To do: Show each line that has the string "abbr" in it.

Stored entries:

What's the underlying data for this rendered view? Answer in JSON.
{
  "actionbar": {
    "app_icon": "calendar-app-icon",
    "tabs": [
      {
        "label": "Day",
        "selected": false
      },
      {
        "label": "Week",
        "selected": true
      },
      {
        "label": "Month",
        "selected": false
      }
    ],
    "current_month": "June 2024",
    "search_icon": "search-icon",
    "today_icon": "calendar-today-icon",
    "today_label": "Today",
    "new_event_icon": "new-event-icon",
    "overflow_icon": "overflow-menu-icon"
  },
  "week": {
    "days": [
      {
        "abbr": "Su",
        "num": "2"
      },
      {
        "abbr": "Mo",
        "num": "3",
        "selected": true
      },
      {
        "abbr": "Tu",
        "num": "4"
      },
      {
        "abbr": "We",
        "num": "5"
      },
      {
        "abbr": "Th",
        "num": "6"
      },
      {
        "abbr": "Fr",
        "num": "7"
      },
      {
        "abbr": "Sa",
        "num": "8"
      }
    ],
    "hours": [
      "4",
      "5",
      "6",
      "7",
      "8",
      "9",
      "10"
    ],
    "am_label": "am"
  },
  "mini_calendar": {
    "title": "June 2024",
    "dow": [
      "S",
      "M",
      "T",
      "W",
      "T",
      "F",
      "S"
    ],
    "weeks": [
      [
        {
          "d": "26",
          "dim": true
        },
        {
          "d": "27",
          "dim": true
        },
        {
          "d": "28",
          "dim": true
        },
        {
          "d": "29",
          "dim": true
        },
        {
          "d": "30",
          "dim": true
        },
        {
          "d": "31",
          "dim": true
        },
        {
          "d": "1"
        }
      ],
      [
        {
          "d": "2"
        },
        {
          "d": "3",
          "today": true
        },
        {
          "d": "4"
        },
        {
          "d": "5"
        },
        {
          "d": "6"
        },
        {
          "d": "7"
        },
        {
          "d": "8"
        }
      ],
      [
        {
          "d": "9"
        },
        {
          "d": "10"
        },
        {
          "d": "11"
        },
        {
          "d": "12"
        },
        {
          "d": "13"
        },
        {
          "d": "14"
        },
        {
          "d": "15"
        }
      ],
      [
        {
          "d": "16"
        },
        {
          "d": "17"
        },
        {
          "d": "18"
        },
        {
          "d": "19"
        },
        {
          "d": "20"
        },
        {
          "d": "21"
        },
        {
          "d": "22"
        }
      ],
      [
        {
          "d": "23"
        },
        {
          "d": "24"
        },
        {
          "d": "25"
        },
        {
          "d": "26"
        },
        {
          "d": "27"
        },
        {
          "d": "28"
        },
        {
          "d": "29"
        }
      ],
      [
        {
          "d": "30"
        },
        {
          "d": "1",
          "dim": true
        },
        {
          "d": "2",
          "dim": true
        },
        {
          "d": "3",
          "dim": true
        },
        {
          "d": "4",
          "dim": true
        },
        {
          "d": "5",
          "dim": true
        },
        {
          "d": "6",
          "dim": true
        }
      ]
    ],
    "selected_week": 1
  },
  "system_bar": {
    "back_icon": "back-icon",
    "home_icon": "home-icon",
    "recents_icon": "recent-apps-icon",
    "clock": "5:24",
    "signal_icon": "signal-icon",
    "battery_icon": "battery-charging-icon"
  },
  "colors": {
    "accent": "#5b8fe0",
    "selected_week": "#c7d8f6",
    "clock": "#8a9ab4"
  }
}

Written solution:
        "abbr": "Su",
        "abbr": "Mo",
        "abbr": "Tu",
        "abbr": "We",
        "abbr": "Th",
        "abbr": "Fr",
        "abbr": "Sa",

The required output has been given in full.